• **Exercise requirements**
Omit the pictures from the entries below and retype everything else exactly.

• **Raw data**
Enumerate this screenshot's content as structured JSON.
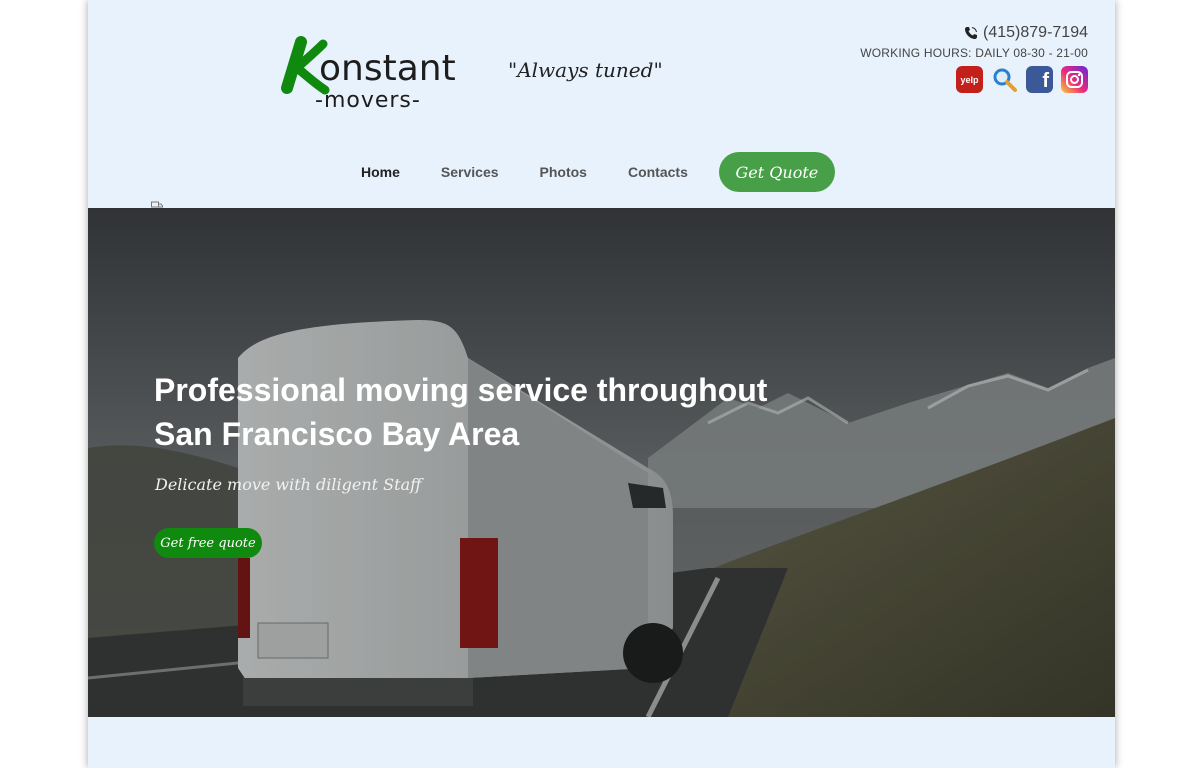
{
  "brand": {
    "logo_word": "onstant",
    "logo_sub": "-movers-",
    "tagline": "\"Always tuned\""
  },
  "contact": {
    "phone": "(415)879-7194",
    "hours": "WORKING HOURS: DAILY 08-30 - 21-00",
    "socials": [
      "yelp-icon",
      "search-icon",
      "facebook-icon",
      "instagram-icon"
    ]
  },
  "nav": {
    "items": [
      "Home",
      "Services",
      "Photos",
      "Contacts"
    ],
    "cta": "Get Quote"
  },
  "hero": {
    "title": "Professional moving service throughout San Francisco Bay Area",
    "subtitle": "Delicate move with diligent Staff",
    "button": "Get free quote"
  },
  "colors": {
    "accent": "#47a047",
    "hero_button": "#0f8a0f",
    "background": "#e8f2fd"
  }
}
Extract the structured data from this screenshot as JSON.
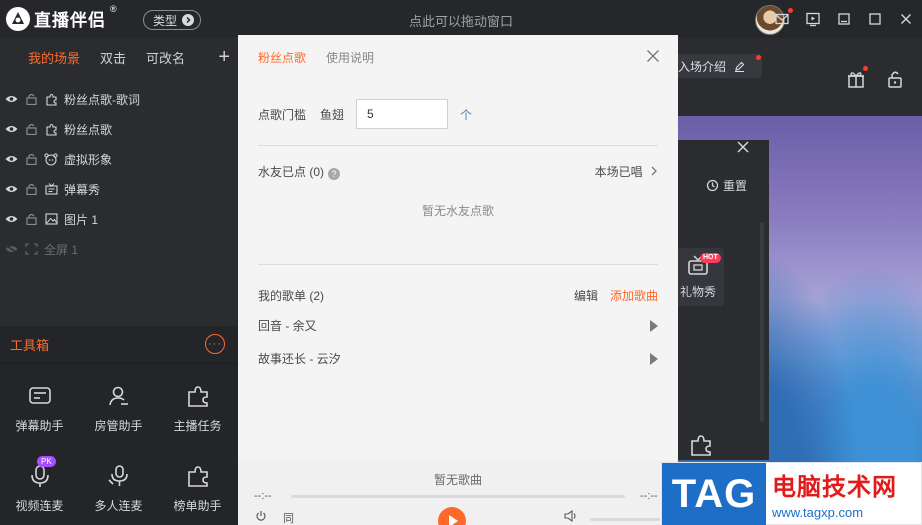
{
  "app": {
    "logo_text": "直播伴侣",
    "logo_sup": "®",
    "type_button": "类型",
    "drag_hint": "点此可以拖动窗口"
  },
  "top_icons": [
    "mail-icon",
    "video-icon",
    "minimize-icon",
    "maximize-icon",
    "close-icon"
  ],
  "scenes": {
    "tabs": [
      {
        "label": "我的场景",
        "active": true
      },
      {
        "label": "双击",
        "active": false
      },
      {
        "label": "可改名",
        "active": false
      }
    ],
    "add_label": "+"
  },
  "sources": [
    {
      "name": "粉丝点歌-歌词",
      "icon": "puzzle-icon",
      "dim": false
    },
    {
      "name": "粉丝点歌",
      "icon": "puzzle-icon",
      "dim": false
    },
    {
      "name": "虚拟形象",
      "icon": "avatar-icon",
      "dim": false
    },
    {
      "name": "弹幕秀",
      "icon": "danmaku-icon",
      "dim": false
    },
    {
      "name": "图片 1",
      "icon": "image-icon",
      "dim": false
    },
    {
      "name": "全屏 1",
      "icon": "fullscreen-icon",
      "dim": true
    }
  ],
  "toolbox": {
    "title": "工具箱",
    "more": "···",
    "tools": [
      {
        "label": "弹幕助手",
        "icon": "danmaku-assistant-icon"
      },
      {
        "label": "房管助手",
        "icon": "room-admin-icon"
      },
      {
        "label": "主播任务",
        "icon": "puzzle-icon"
      },
      {
        "label": "视频连麦",
        "icon": "mic-icon",
        "badge": "PK"
      },
      {
        "label": "多人连麦",
        "icon": "multi-mic-icon"
      },
      {
        "label": "榜单助手",
        "icon": "puzzle-icon"
      }
    ]
  },
  "dialog": {
    "tabs": [
      {
        "label": "粉丝点歌",
        "active": true
      },
      {
        "label": "使用说明",
        "active": false
      }
    ],
    "threshold_label": "点歌门槛",
    "threshold_currency": "鱼翅",
    "threshold_value": "5",
    "threshold_unit": "个",
    "fans_heading": "水友已点 (0)",
    "fans_help": "?",
    "sung_link": "本场已唱",
    "fans_empty": "暂无水友点歌",
    "playlist_heading": "我的歌单 (2)",
    "edit": "编辑",
    "add_song": "添加歌曲",
    "songs": [
      "回音 - 余又",
      "故事还长 - 云汐"
    ]
  },
  "player": {
    "status": "暂无歌曲",
    "time_left": "--:--",
    "time_right": "--:--",
    "loop_label": "同"
  },
  "preview": {
    "intro": "入场介绍",
    "reset": "重置",
    "gift_show": "礼物秀",
    "hot": "HOT"
  },
  "watermark": {
    "tag": "TAG",
    "title": "电脑技术网",
    "url": "www.tagxp.com"
  },
  "colors": {
    "accent": "#ff6a2a",
    "dark_bg": "#2b2c30",
    "dialog_bg": "#f4f4f5",
    "watermark_blue": "#1e6ec8",
    "watermark_red": "#e11b1b"
  }
}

• **Exercise response**
Enumerate this screenshot's content as structured JSON.
{
  "brand": {
    "logo_word": "onstant",
    "logo_sub": "-movers-",
    "tagline": "\"Always tuned\""
  },
  "contact": {
    "phone": "(415)879-7194",
    "hours": "WORKING HOURS: DAILY 08-30 - 21-00",
    "socials": [
      "yelp-icon",
      "search-icon",
      "facebook-icon",
      "instagram-icon"
    ]
  },
  "nav": {
    "items": [
      "Home",
      "Services",
      "Photos",
      "Contacts"
    ],
    "cta": "Get Quote"
  },
  "hero": {
    "title": "Professional moving service throughout San Francisco Bay Area",
    "subtitle": "Delicate move with diligent Staff",
    "button": "Get free quote"
  },
  "colors": {
    "accent": "#47a047",
    "hero_button": "#0f8a0f",
    "background": "#e8f2fd"
  }
}
Extract the structured data from this screenshot as JSON.
{
  "app": {
    "logo_text": "直播伴侣",
    "logo_sup": "®",
    "type_button": "类型",
    "drag_hint": "点此可以拖动窗口"
  },
  "top_icons": [
    "mail-icon",
    "video-icon",
    "minimize-icon",
    "maximize-icon",
    "close-icon"
  ],
  "scenes": {
    "tabs": [
      {
        "label": "我的场景",
        "active": true
      },
      {
        "label": "双击",
        "active": false
      },
      {
        "label": "可改名",
        "active": false
      }
    ],
    "add_label": "+"
  },
  "sources": [
    {
      "name": "粉丝点歌-歌词",
      "icon": "puzzle-icon",
      "dim": false
    },
    {
      "name": "粉丝点歌",
      "icon": "puzzle-icon",
      "dim": false
    },
    {
      "name": "虚拟形象",
      "icon": "avatar-icon",
      "dim": false
    },
    {
      "name": "弹幕秀",
      "icon": "danmaku-icon",
      "dim": false
    },
    {
      "name": "图片 1",
      "icon": "image-icon",
      "dim": false
    },
    {
      "name": "全屏 1",
      "icon": "fullscreen-icon",
      "dim": true
    }
  ],
  "toolbox": {
    "title": "工具箱",
    "more": "···",
    "tools": [
      {
        "label": "弹幕助手",
        "icon": "danmaku-assistant-icon"
      },
      {
        "label": "房管助手",
        "icon": "room-admin-icon"
      },
      {
        "label": "主播任务",
        "icon": "puzzle-icon"
      },
      {
        "label": "视频连麦",
        "icon": "mic-icon",
        "badge": "PK"
      },
      {
        "label": "多人连麦",
        "icon": "multi-mic-icon"
      },
      {
        "label": "榜单助手",
        "icon": "puzzle-icon"
      }
    ]
  },
  "dialog": {
    "tabs": [
      {
        "label": "粉丝点歌",
        "active": true
      },
      {
        "label": "使用说明",
        "active": false
      }
    ],
    "threshold_label": "点歌门槛",
    "threshold_currency": "鱼翅",
    "threshold_value": "5",
    "threshold_unit": "个",
    "fans_heading": "水友已点 (0)",
    "fans_help": "?",
    "sung_link": "本场已唱",
    "fans_empty": "暂无水友点歌",
    "playlist_heading": "我的歌单 (2)",
    "edit": "编辑",
    "add_song": "添加歌曲",
    "songs": [
      "回音 - 余又",
      "故事还长 - 云汐"
    ]
  },
  "player": {
    "status": "暂无歌曲",
    "time_left": "--:--",
    "time_right": "--:--",
    "loop_label": "同"
  },
  "preview": {
    "intro": "入场介绍",
    "reset": "重置",
    "gift_show": "礼物秀",
    "hot": "HOT"
  },
  "watermark": {
    "tag": "TAG",
    "title": "电脑技术网",
    "url": "www.tagxp.com"
  },
  "colors": {
    "accent": "#ff6a2a",
    "dark_bg": "#2b2c30",
    "dialog_bg": "#f4f4f5",
    "watermark_blue": "#1e6ec8",
    "watermark_red": "#e11b1b"
  }
}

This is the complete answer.